→ **Text extract**
•••

Now you may appreciate Wayne Grudem's teaching and writing. You may have learned much through his Systematic Theology, as one writer who offered his rebuttal admitted. But does this mean, then, we are to tacitly approve of whatever they say, or not challenge the truth of what they say because of their career, as one writer suggests? I'm sorry, but their wisdom is not grounds for me to accept that a passage from the Lord's prayer on temptation is about persecution of the saints, just because he says so.
Let me be clear: the oppression of Christians for the sake of the gospel is not temptation. Temptation is that which encourages the desire in us to sin. It is not sin itself, but the "temptation" to sin. Persecution is what we endure at the hands of the world when we stand up for our faith in Christ publicly. I could even concede that persecution is what we face when we flee that temptation to sin and are mocked for the faith that led to that refusal. Either way, believing persecution would be good for us is not the same as seeking it. And working to prevent Christian oppression is not the same as fleeing temptation. The lack of my own illustrious career as a Christian pastor might have me asking, "what right do I have to question Grudem's use of the Word?" My simple reply is, "Nothing. Nothing but the Word empowers me to question anything. But the Word is enough."
David had the harsh reality of his sin purposefully, personally, and pointedly lain before him. Rather than responding in anger and taking another man's life, he responded in repentance. Sorrow over his sin. He wasn't given grace in hopes that the repentance would come later, but was shown the truth of God's Law so the pain of his own sin could be "owned." This is what drew him to repentance and made the showering of grace so refreshing . This is what made grace possible.

•••

Data listing
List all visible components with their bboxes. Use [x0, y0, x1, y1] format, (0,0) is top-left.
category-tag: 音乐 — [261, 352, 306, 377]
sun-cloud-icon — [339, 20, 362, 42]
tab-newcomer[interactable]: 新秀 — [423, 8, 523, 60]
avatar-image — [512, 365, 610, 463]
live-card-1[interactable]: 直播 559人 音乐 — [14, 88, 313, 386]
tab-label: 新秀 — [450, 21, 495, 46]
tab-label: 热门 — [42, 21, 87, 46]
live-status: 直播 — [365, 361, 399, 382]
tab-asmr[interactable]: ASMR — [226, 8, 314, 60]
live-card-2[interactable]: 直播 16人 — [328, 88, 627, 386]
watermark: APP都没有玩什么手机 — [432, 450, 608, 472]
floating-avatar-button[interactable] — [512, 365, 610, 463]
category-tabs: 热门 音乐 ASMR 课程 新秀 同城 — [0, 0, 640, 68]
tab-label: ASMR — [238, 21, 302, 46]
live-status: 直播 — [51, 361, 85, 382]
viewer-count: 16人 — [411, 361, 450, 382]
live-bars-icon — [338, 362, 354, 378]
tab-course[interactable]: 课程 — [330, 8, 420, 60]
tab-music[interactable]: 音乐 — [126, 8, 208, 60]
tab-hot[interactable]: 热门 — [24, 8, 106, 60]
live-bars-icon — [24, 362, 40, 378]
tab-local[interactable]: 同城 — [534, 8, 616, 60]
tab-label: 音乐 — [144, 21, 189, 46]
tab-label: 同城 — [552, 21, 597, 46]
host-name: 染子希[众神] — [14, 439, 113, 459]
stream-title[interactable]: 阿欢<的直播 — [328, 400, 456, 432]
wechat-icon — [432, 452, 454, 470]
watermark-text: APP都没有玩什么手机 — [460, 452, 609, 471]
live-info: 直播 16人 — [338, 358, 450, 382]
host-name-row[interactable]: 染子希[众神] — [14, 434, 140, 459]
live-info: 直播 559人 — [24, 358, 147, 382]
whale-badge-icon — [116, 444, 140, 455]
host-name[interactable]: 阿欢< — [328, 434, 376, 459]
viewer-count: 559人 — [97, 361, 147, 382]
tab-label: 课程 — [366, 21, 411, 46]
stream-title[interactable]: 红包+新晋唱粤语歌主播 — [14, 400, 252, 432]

•••

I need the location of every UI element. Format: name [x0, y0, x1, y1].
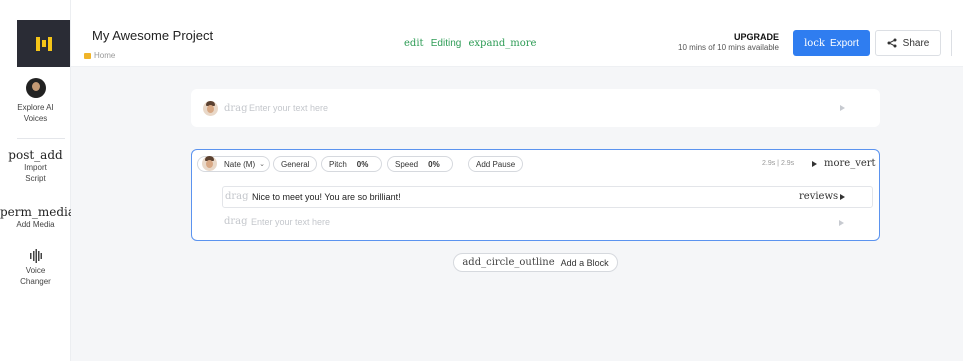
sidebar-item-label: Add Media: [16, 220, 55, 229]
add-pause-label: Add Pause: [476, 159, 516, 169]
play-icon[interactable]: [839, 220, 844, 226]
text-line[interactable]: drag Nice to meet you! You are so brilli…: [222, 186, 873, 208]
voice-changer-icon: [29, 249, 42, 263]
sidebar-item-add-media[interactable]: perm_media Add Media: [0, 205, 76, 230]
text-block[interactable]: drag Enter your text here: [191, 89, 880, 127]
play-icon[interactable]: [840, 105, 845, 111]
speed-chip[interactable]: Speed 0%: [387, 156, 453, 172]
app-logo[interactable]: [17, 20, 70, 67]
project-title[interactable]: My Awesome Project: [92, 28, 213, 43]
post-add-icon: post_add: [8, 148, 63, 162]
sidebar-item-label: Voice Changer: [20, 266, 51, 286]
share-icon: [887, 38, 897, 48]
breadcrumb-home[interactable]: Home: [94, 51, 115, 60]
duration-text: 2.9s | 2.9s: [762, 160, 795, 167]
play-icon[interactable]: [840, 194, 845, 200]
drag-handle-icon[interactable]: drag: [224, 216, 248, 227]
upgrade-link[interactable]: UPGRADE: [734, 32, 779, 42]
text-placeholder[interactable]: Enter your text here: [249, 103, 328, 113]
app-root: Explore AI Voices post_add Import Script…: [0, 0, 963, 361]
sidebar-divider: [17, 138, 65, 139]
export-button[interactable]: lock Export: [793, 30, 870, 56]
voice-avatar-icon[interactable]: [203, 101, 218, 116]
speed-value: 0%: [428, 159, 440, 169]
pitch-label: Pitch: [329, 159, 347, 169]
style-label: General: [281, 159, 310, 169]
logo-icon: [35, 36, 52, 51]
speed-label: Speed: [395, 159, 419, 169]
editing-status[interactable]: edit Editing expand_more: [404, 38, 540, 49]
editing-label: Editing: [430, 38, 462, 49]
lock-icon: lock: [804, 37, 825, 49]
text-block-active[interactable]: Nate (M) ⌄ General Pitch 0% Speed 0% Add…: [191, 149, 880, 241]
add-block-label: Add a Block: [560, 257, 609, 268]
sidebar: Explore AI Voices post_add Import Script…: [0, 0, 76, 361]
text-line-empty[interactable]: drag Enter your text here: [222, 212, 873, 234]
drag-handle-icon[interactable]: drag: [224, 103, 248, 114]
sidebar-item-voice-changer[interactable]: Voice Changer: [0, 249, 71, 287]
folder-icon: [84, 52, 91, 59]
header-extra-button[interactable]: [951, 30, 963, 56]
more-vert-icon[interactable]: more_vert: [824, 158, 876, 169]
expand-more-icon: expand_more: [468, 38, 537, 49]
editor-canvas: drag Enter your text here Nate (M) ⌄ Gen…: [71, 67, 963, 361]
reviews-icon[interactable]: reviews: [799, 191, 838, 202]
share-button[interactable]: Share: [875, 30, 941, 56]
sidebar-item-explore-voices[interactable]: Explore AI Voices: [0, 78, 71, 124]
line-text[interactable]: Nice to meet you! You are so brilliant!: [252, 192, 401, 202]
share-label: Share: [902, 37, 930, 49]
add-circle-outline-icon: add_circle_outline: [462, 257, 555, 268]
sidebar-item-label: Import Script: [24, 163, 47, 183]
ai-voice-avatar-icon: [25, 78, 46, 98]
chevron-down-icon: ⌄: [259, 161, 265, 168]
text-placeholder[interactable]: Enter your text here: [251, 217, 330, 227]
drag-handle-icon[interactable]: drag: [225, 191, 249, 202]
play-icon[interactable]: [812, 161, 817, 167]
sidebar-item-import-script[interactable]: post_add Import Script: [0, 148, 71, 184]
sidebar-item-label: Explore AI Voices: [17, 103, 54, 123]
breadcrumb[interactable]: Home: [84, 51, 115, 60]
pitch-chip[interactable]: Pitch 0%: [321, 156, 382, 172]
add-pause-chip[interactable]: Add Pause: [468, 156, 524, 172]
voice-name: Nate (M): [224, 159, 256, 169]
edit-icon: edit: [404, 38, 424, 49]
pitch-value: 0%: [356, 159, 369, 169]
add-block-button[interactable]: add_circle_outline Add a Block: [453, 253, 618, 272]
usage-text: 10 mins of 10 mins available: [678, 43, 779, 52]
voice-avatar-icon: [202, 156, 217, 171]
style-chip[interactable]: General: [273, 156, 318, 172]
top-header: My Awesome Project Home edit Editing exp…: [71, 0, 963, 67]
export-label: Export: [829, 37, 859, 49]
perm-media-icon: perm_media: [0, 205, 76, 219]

•••

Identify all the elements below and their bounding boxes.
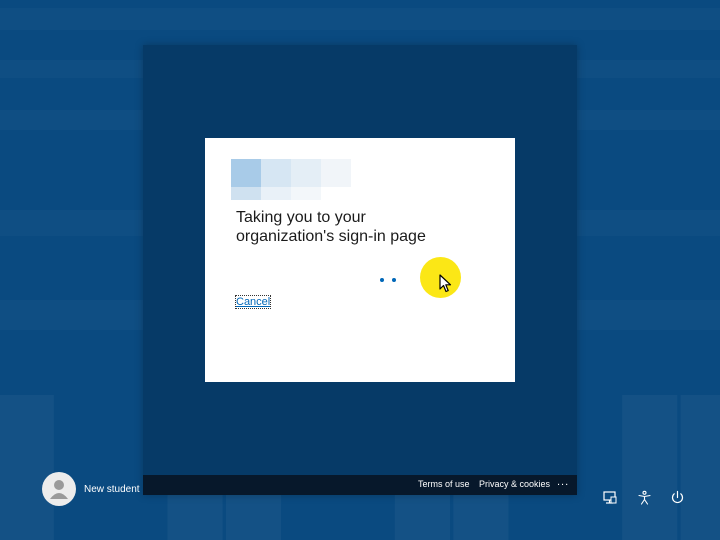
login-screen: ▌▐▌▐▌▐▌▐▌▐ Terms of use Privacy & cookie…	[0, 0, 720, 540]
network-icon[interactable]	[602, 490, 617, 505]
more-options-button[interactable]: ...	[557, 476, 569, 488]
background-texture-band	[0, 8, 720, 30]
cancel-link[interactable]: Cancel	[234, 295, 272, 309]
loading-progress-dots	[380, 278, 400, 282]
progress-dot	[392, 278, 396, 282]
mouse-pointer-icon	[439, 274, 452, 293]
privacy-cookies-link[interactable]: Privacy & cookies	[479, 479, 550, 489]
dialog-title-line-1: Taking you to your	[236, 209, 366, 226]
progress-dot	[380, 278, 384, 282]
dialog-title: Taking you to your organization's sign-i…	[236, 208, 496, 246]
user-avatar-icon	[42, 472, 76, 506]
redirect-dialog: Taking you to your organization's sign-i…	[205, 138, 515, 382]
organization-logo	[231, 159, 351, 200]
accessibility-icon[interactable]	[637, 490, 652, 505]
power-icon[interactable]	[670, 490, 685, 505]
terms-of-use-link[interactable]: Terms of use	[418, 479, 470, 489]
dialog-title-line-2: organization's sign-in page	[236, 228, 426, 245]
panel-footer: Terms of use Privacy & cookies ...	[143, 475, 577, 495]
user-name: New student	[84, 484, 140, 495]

•••

→ **Exercise prompt**
Copy the portion of the passage on temptation and persecution starting with "Now you may" and going on through "he says so.", but put "response" in place of "rebuttal". You don't need any of the entries here.

→ **Response to this exercise**
Now you may appreciate Wayne Grudem's teaching and writing. You may have learned much through his Systematic Theology, as one writer who offered his response admitted. But does this mean, then, we are to tacitly approve of whatever they say, or not challenge the truth of what they say because of their career, as one writer suggests? I'm sorry, but their wisdom is not grounds for me to accept that a passage from the Lord's prayer on temptation is about persecution of the saints, just because he says so.